# Problem description:
Which lines hold the word "this"? Show each of them.

----- Listing -----

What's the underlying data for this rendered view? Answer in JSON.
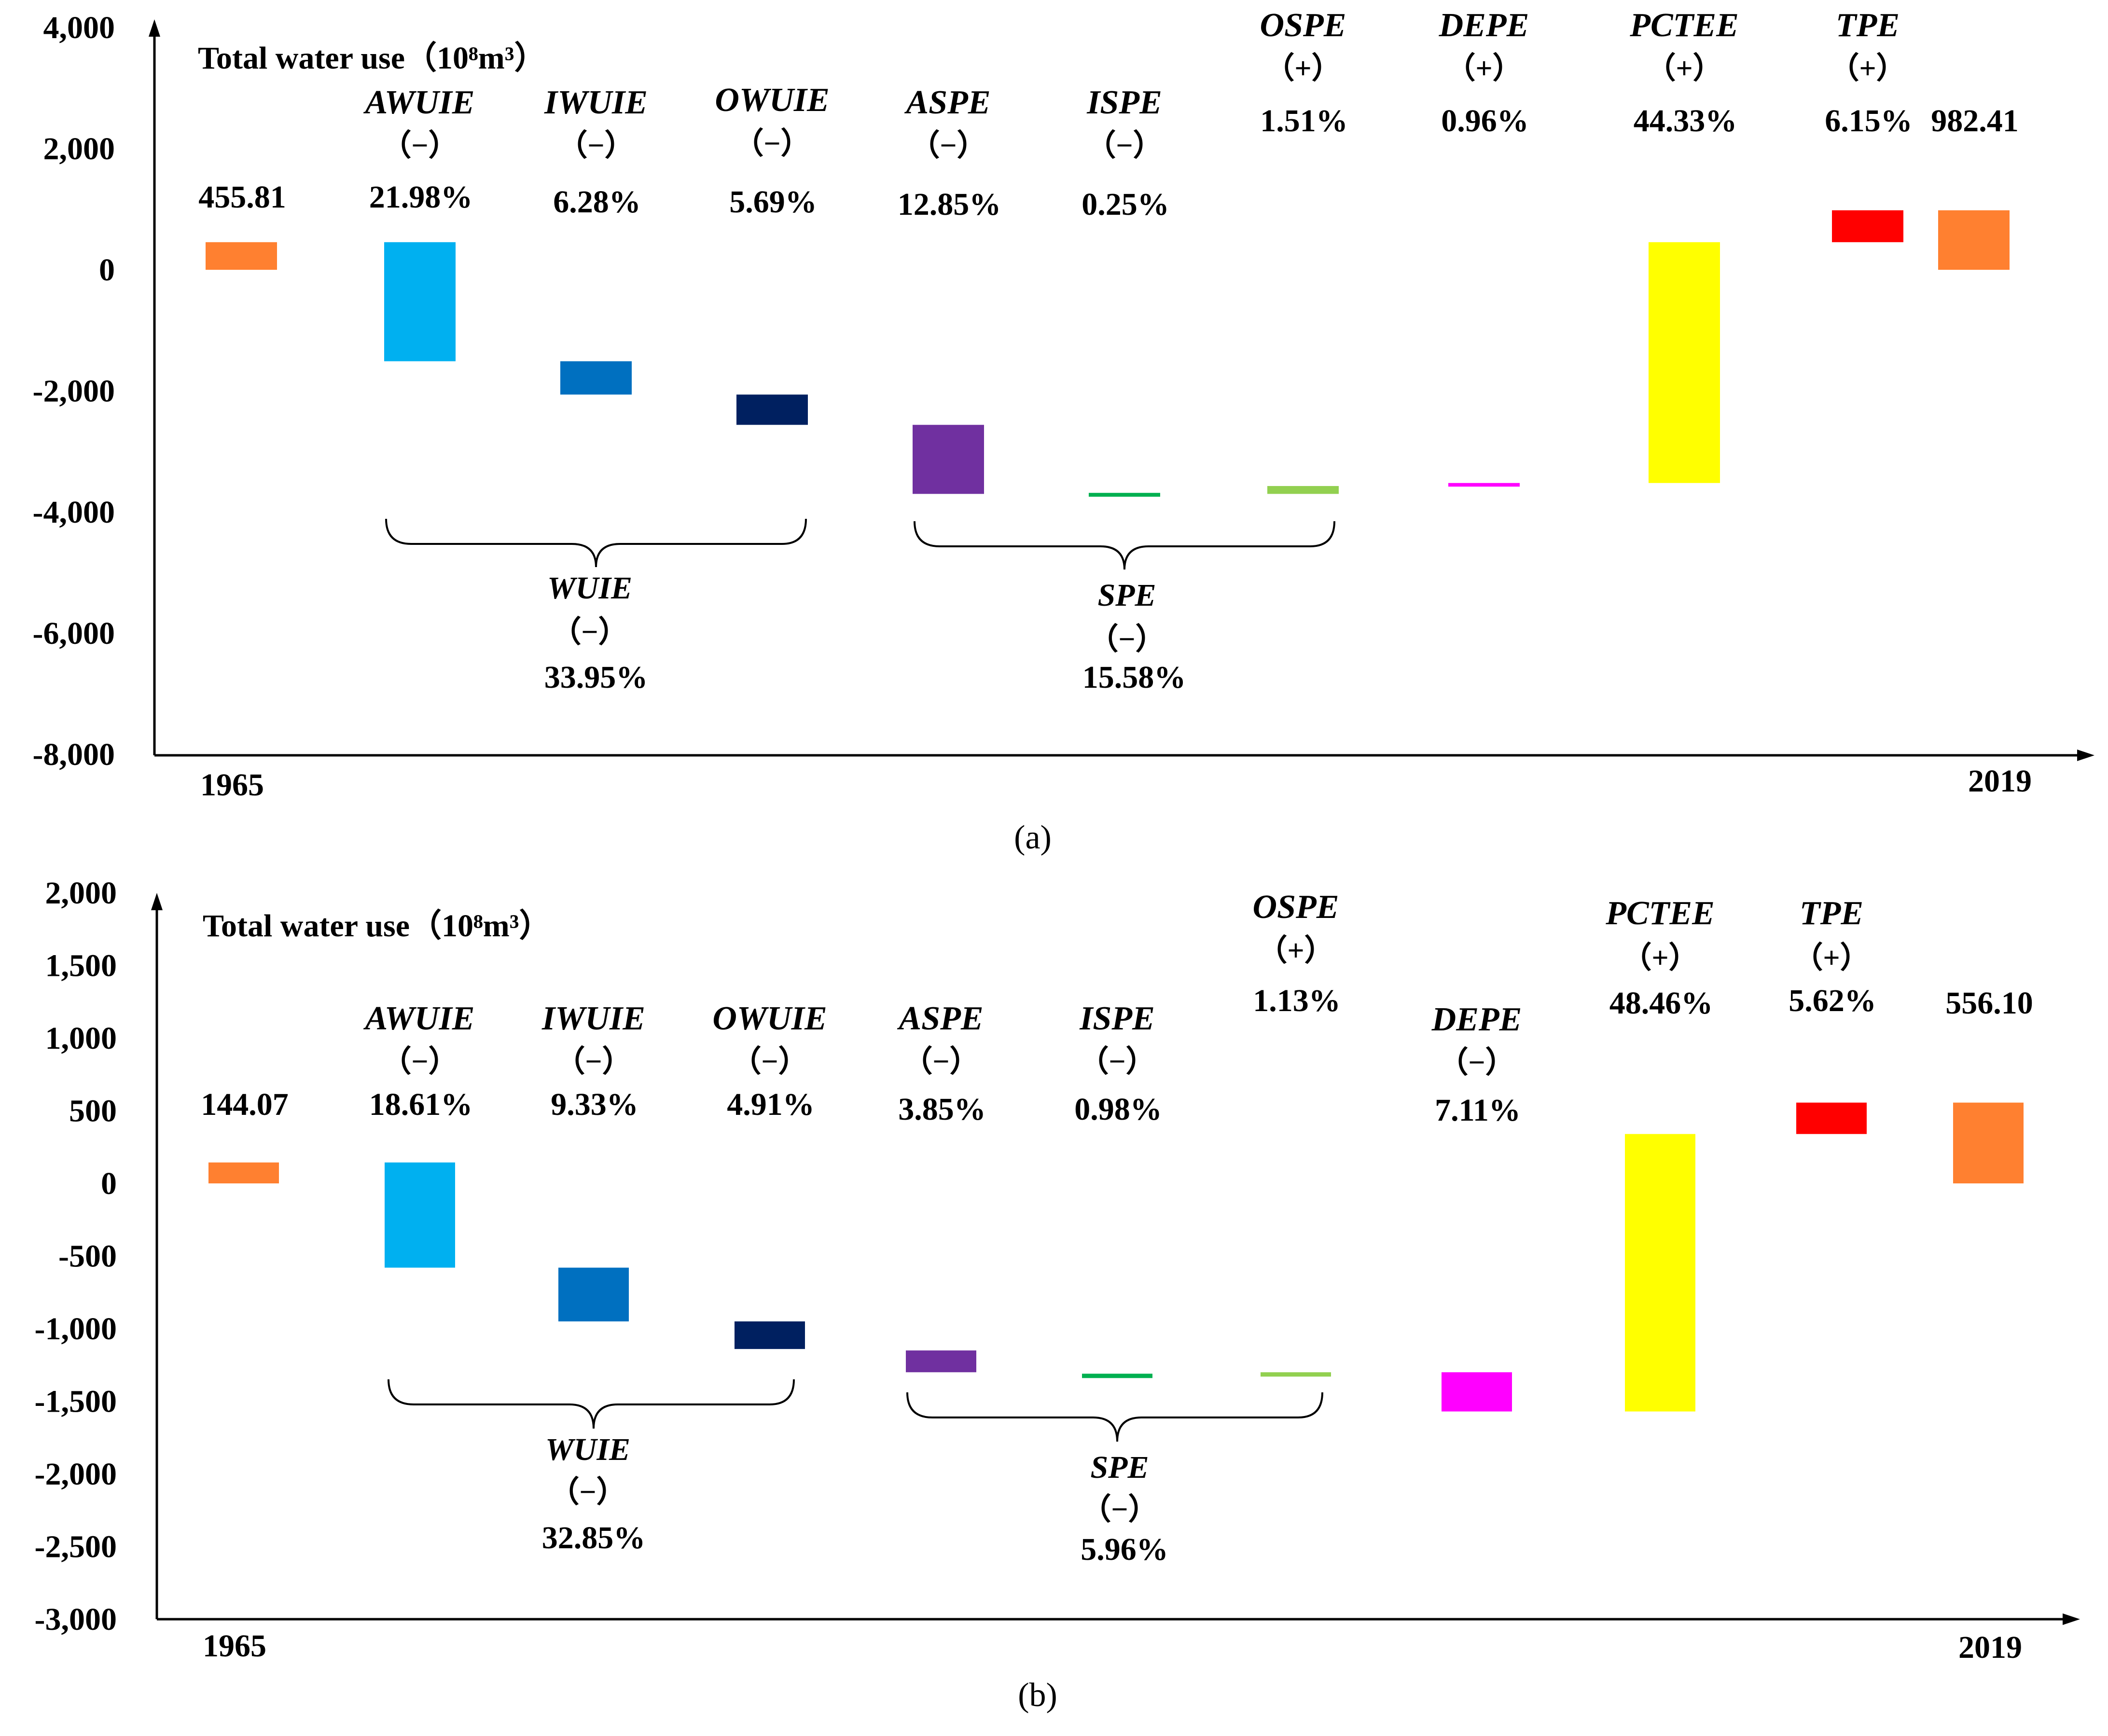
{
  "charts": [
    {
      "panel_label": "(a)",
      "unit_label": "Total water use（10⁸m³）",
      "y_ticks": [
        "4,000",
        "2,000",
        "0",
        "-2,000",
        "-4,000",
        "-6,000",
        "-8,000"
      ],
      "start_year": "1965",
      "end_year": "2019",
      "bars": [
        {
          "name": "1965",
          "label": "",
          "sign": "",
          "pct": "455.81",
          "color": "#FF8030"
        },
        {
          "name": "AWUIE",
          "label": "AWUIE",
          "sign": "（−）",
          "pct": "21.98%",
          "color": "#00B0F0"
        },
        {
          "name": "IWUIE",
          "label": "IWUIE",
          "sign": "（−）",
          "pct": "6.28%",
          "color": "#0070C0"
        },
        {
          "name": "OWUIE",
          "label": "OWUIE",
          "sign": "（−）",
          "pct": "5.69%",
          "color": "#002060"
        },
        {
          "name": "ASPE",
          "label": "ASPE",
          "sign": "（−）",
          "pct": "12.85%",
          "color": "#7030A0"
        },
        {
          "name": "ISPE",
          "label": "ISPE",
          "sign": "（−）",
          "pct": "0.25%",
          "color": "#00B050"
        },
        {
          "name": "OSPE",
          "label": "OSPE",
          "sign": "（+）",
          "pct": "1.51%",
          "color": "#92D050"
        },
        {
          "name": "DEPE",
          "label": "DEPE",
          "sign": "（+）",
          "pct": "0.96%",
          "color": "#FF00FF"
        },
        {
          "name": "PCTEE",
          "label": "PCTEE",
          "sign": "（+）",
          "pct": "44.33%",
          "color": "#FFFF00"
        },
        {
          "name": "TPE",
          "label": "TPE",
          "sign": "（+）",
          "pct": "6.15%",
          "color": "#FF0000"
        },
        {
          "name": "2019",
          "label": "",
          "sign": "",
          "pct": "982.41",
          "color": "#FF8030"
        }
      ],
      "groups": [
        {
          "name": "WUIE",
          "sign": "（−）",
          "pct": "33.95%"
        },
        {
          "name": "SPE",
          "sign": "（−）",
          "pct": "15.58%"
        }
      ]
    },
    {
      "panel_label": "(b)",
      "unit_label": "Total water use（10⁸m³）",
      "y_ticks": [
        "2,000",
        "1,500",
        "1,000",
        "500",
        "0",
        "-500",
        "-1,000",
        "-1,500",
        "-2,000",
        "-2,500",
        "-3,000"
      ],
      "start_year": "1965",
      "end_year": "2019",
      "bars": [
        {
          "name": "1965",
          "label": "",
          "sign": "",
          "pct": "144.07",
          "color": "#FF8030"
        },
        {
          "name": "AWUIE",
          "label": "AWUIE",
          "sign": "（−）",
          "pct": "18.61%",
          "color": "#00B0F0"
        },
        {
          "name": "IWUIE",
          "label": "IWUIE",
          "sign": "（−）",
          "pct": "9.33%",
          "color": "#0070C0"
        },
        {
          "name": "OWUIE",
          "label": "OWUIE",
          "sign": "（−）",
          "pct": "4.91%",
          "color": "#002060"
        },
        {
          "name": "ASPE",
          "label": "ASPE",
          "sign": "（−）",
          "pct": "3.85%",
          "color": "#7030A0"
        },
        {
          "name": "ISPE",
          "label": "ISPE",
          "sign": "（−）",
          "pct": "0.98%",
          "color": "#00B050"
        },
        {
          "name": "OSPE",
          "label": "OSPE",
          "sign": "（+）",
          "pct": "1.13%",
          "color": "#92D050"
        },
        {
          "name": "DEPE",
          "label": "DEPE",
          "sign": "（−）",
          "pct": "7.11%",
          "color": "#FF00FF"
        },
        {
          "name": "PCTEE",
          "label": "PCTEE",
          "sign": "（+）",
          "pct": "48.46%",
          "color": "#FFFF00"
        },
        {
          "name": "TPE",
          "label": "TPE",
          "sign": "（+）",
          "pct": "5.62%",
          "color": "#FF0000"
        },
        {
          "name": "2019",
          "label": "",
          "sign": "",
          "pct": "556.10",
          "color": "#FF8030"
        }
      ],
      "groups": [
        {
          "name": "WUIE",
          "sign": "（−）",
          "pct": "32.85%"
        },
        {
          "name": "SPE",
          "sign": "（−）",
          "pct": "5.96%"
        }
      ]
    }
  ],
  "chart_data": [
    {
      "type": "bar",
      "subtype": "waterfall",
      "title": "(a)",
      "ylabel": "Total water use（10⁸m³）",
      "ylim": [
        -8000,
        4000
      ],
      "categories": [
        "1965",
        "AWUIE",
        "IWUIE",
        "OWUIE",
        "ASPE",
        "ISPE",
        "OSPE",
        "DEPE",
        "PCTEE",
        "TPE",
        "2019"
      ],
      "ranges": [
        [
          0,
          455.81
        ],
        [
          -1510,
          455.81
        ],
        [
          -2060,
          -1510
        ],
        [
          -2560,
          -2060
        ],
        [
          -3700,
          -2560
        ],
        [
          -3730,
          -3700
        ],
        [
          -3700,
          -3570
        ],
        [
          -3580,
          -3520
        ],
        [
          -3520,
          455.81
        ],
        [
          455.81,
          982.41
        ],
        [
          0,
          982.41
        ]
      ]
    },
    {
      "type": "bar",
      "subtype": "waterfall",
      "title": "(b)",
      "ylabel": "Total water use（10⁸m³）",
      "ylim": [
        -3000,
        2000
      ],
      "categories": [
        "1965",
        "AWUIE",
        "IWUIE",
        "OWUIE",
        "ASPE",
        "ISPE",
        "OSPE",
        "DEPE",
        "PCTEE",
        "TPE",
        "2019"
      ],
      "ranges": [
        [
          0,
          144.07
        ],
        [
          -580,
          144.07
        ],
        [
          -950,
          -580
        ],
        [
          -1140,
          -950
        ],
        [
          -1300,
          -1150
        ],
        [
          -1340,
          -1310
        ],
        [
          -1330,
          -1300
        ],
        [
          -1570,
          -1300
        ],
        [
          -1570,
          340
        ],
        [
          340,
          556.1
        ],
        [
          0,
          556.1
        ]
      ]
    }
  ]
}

-----
----- Listing -----

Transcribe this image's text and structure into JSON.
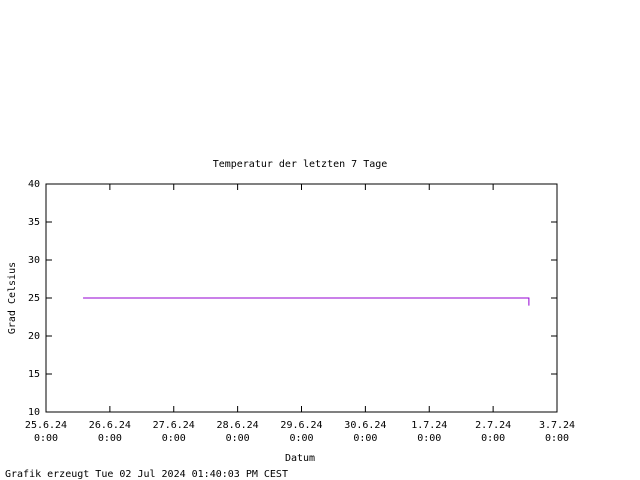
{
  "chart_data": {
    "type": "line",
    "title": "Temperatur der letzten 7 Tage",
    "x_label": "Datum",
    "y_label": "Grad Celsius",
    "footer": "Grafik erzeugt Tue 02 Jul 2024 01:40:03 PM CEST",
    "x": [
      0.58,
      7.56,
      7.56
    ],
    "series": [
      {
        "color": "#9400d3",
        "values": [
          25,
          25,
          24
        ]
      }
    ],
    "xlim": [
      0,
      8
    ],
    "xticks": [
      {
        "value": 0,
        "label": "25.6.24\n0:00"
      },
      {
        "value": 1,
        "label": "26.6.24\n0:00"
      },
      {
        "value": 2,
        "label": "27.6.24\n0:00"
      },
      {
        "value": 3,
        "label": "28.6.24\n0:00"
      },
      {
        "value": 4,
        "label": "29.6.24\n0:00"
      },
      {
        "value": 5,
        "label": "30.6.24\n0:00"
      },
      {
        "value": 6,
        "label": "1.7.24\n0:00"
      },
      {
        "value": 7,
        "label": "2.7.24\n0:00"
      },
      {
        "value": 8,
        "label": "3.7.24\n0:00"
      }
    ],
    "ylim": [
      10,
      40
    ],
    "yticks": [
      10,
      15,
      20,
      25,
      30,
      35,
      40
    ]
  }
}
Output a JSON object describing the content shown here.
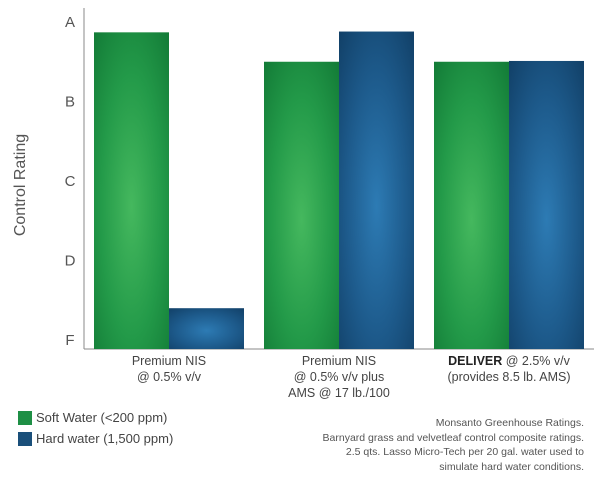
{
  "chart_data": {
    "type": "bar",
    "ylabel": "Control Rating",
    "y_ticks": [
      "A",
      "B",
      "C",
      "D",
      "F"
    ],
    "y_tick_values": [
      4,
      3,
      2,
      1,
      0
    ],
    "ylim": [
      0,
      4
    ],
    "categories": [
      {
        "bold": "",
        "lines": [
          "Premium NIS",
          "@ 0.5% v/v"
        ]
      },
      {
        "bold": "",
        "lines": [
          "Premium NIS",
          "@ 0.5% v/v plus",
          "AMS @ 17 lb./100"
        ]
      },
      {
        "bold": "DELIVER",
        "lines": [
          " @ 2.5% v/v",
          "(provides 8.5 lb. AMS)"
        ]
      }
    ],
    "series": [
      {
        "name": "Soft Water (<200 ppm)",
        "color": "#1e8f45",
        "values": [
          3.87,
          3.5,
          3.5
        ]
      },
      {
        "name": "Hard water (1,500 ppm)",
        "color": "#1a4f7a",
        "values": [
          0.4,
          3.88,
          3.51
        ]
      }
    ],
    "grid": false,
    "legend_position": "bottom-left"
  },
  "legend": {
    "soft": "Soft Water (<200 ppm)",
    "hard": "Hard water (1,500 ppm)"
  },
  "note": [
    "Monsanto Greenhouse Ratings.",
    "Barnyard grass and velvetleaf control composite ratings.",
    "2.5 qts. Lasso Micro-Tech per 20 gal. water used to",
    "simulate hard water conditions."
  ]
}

-----

# Expected output:
What's the underlying data for this rendered view? Answer in JSON.
Transcribe this image's text and structure into JSON.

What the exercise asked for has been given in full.